Extracted data entries:
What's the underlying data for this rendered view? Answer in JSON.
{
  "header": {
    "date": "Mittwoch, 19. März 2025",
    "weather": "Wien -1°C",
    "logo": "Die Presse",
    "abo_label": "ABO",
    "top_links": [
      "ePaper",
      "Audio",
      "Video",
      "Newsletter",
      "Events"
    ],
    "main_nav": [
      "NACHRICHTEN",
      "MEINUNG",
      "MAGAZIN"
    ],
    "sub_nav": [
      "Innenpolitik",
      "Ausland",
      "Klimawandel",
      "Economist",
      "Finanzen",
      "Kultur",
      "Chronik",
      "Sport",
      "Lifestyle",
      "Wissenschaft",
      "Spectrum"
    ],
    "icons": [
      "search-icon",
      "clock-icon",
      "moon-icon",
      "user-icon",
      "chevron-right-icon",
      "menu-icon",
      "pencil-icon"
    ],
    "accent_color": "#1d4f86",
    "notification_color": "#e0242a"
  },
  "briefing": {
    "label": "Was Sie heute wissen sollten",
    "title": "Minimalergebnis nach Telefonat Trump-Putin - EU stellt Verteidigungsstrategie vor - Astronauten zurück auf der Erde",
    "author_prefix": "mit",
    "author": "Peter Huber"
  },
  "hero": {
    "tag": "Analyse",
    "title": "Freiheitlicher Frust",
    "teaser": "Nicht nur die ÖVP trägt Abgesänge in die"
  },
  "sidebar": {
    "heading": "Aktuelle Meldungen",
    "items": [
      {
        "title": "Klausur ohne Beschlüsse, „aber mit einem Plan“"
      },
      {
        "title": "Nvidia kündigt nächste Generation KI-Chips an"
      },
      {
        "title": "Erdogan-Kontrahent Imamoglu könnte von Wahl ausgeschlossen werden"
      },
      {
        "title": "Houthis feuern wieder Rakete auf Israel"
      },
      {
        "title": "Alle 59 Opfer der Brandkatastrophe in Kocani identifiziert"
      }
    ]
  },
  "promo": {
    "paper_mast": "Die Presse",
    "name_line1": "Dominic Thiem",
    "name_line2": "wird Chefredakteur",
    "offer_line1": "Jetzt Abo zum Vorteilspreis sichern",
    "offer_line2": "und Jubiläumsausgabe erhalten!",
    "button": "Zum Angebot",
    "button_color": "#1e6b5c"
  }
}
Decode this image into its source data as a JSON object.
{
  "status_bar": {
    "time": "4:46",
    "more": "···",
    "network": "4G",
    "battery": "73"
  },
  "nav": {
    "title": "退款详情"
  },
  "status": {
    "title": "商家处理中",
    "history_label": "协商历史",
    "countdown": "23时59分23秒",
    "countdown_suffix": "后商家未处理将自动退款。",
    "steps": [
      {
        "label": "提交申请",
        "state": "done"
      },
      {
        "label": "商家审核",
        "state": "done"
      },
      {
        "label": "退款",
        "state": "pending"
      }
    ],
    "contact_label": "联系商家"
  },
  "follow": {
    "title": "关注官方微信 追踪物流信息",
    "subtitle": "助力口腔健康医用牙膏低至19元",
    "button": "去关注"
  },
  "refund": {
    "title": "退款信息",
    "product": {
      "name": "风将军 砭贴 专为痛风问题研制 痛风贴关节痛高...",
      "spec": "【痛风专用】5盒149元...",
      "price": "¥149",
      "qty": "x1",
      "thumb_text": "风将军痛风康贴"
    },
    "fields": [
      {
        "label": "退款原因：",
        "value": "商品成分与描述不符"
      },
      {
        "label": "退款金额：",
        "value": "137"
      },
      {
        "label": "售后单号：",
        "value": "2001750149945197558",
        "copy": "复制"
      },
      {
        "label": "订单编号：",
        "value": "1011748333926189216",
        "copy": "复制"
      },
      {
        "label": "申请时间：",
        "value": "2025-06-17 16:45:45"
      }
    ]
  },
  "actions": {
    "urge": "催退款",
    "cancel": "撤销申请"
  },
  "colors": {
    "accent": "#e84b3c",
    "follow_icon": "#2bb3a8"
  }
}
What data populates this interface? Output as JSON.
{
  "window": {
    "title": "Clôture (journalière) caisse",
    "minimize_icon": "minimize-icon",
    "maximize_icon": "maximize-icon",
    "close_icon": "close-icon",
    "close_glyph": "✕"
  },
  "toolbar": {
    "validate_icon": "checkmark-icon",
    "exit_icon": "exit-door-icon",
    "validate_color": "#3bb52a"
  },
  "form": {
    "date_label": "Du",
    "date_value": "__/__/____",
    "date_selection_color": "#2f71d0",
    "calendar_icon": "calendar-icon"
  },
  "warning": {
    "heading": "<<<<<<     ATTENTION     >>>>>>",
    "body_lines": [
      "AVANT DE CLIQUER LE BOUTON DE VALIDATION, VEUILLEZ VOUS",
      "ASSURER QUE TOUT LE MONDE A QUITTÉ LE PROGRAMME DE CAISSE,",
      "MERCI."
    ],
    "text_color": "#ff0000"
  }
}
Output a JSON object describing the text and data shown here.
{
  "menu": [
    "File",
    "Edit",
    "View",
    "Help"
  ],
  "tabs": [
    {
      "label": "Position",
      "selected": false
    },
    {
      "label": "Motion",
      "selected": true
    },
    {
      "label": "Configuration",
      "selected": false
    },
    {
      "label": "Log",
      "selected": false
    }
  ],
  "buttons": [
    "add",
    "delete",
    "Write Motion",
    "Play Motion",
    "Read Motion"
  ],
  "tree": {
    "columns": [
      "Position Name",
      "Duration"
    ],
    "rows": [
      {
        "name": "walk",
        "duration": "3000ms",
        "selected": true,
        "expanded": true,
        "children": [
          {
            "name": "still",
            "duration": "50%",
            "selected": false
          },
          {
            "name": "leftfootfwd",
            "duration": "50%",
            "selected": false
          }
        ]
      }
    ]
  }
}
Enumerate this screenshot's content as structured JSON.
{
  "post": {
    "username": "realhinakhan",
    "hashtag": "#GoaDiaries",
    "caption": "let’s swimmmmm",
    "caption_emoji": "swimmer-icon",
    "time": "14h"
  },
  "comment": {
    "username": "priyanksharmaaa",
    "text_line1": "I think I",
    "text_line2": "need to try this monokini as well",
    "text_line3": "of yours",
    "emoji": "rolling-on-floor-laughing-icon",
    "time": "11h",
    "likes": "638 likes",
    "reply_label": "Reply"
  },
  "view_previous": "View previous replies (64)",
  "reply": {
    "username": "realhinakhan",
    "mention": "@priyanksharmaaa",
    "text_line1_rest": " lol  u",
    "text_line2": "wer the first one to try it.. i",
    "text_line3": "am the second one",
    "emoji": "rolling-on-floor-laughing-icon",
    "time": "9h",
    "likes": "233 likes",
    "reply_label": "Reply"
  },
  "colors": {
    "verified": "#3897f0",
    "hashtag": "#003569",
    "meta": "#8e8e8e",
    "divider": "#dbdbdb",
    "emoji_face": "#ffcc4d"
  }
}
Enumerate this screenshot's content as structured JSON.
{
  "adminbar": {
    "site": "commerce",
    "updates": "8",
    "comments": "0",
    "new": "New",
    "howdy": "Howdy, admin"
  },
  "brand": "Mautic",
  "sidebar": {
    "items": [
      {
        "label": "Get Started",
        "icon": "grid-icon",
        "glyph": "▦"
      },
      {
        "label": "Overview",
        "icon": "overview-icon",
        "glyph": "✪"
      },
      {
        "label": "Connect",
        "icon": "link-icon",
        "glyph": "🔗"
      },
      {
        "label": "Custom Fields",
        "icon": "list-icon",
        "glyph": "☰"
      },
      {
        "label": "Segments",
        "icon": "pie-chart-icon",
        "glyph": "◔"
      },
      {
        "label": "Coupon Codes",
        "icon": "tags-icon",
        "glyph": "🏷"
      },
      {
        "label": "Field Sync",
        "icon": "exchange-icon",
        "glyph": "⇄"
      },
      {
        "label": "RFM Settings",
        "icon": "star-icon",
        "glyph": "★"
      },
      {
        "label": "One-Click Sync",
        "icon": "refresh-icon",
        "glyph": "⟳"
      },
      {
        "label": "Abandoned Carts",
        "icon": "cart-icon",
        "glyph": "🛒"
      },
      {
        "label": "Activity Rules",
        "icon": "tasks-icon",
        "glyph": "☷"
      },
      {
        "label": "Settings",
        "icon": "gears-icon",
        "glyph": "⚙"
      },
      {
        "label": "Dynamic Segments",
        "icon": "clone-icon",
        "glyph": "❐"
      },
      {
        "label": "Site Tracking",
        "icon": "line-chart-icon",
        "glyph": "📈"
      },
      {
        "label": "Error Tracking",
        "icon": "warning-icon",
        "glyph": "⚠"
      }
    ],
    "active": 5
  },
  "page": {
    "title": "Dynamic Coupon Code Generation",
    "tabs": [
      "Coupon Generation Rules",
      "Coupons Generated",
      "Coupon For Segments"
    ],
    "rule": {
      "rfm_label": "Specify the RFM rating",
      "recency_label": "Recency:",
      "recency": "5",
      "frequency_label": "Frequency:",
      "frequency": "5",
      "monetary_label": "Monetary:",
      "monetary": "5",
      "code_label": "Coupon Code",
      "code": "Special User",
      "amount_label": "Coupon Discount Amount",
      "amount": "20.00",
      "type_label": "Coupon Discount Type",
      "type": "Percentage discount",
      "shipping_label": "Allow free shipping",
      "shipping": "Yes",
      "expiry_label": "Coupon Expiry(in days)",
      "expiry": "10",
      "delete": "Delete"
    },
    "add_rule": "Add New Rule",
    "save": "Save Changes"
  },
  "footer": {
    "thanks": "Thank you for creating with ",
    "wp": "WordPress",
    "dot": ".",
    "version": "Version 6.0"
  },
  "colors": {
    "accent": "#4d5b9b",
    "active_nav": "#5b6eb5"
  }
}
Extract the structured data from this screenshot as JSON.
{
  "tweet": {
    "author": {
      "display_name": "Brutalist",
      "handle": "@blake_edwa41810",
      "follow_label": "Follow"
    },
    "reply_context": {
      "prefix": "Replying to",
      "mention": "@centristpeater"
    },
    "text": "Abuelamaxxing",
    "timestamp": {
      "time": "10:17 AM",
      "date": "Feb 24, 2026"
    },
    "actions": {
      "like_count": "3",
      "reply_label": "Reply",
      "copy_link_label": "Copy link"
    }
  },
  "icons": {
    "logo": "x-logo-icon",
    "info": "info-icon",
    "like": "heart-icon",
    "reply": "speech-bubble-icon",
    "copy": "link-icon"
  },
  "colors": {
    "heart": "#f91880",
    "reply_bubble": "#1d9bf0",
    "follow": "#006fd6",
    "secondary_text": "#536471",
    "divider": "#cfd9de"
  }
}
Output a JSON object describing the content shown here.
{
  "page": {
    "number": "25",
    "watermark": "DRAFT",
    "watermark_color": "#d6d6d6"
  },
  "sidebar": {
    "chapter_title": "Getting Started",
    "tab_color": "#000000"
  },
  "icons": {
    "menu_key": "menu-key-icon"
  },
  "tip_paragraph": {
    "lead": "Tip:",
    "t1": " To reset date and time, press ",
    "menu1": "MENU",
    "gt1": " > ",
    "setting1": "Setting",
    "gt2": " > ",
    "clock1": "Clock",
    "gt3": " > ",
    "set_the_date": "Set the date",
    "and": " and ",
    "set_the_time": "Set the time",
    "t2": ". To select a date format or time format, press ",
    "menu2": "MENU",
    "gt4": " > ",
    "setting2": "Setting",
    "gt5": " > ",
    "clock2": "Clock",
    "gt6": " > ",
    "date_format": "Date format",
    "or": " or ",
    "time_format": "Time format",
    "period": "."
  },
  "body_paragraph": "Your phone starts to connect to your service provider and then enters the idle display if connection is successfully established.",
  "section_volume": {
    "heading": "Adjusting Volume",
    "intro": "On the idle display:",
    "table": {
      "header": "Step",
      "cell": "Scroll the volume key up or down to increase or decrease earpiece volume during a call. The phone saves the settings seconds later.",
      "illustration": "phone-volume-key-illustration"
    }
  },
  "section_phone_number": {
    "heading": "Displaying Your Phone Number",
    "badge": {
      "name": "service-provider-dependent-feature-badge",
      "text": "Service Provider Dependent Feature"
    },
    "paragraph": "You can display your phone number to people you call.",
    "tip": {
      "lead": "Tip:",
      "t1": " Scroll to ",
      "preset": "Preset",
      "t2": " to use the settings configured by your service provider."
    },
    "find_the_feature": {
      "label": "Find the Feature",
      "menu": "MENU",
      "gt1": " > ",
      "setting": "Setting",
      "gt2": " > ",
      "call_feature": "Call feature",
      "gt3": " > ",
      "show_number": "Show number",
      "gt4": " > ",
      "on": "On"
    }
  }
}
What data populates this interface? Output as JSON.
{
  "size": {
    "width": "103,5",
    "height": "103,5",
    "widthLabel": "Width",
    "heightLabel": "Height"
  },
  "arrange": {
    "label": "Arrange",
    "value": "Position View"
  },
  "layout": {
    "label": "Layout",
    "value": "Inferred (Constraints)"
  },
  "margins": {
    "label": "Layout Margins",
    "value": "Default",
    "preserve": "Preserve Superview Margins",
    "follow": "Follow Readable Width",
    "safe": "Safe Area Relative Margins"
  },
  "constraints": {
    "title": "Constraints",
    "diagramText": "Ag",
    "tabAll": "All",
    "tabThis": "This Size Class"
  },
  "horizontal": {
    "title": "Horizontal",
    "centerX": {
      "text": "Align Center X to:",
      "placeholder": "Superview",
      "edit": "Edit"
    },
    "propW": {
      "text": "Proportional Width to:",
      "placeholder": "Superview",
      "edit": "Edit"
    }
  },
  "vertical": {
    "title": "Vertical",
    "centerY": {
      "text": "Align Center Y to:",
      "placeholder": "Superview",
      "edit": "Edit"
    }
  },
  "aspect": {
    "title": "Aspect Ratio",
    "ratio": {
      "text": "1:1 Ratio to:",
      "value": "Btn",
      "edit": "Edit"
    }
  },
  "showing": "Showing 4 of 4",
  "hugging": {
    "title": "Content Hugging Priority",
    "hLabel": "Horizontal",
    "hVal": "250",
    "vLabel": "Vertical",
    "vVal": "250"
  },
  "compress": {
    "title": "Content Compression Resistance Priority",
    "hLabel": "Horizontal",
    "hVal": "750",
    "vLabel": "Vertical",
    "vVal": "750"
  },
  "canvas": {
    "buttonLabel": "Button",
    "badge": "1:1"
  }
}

SET TASK: In the entries above, identify each line that includes the string "Scroll", then copy it.

RESULT OF THIS EXERCISE:
      "cell": "Scroll the volume key up or down to increase or decrease earpiece volume during a call. The phone saves the settings seconds later.",
      "t1": " Scroll to ",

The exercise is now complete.